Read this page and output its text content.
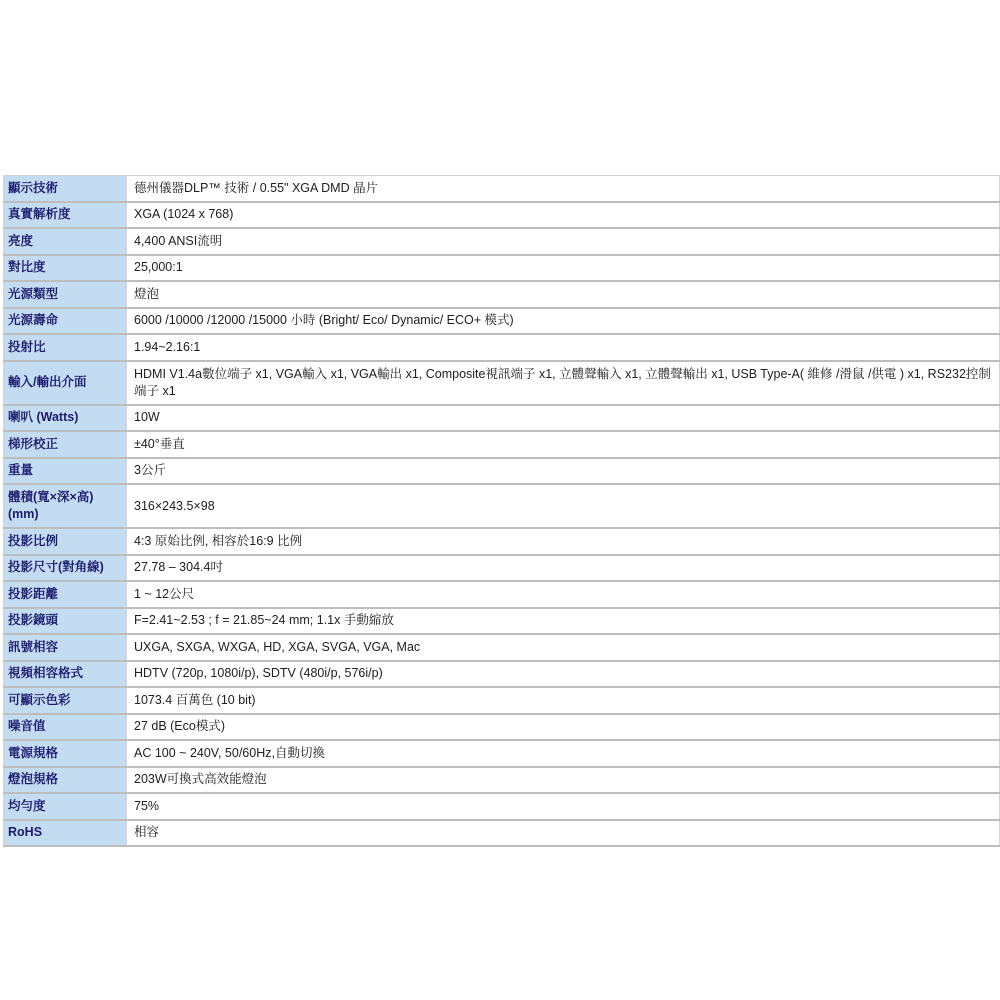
顯示技術	德州儀器DLP™ 技術 / 0.55" XGA DMD 晶片
真實解析度	XGA (1024 x 768)
亮度	4,400 ANSI流明
對比度	25,000:1
光源類型	燈泡
光源壽命	6000 /10000 /12000 /15000 小時 (Bright/ Eco/ Dynamic/ ECO+ 模式)
投射比	1.94~2.16:1
輸入/輸出介面	HDMI V1.4a數位端子 x1, VGA輸入 x1, VGA輸出 x1, Composite視訊端子 x1, 立體聲輸入 x1, 立體聲輸出 x1, USB Type-A( 維修 /滑鼠 /供電 ) x1, RS232控制端子 x1
喇叭 (Watts)	10W
梯形校正	±40°垂直
重量	3公斤
體積(寬×深×高)(mm)	316×243.5×98
投影比例	4:3 原始比例, 相容於16:9 比例
投影尺寸(對角線)	27.78 – 304.4吋
投影距離	1 ~ 12公尺
投影鏡頭	F=2.41~2.53 ; f = 21.85~24 mm; 1.1x 手動縮放
訊號相容	UXGA, SXGA, WXGA, HD, XGA, SVGA, VGA, Mac
視頻相容格式	HDTV (720p, 1080i/p), SDTV (480i/p, 576i/p)
可顯示色彩	1073.4 百萬色 (10 bit)
噪音值	27 dB (Eco模式)
電源規格	AC 100 ~ 240V, 50/60Hz,自動切換
燈泡規格	203W可換式高效能燈泡
均勻度	75%
RoHS	相容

-------

### Goal of the exercise
Restate the data above exactly, stripping out each image.

### Complete answer
Read this page and output its text content.
顯示技術	德州儀器DLP™ 技術 / 0.55" XGA DMD 晶片
真實解析度	XGA (1024 x 768)
亮度	4,400 ANSI流明
對比度	25,000:1
光源類型	燈泡
光源壽命	6000 /10000 /12000 /15000 小時 (Bright/ Eco/ Dynamic/ ECO+ 模式)
投射比	1.94~2.16:1
輸入/輸出介面	HDMI V1.4a數位端子 x1, VGA輸入 x1, VGA輸出 x1, Composite視訊端子 x1, 立體聲輸入 x1, 立體聲輸出 x1, USB Type-A( 維修 /滑鼠 /供電 ) x1, RS232控制端子 x1
喇叭 (Watts)	10W
梯形校正	±40°垂直
重量	3公斤
體積(寬×深×高)(mm)	316×243.5×98
投影比例	4:3 原始比例, 相容於16:9 比例
投影尺寸(對角線)	27.78 – 304.4吋
投影距離	1 ~ 12公尺
投影鏡頭	F=2.41~2.53 ; f = 21.85~24 mm; 1.1x 手動縮放
訊號相容	UXGA, SXGA, WXGA, HD, XGA, SVGA, VGA, Mac
視頻相容格式	HDTV (720p, 1080i/p), SDTV (480i/p, 576i/p)
可顯示色彩	1073.4 百萬色 (10 bit)
噪音值	27 dB (Eco模式)
電源規格	AC 100 ~ 240V, 50/60Hz,自動切換
燈泡規格	203W可換式高效能燈泡
均勻度	75%
RoHS	相容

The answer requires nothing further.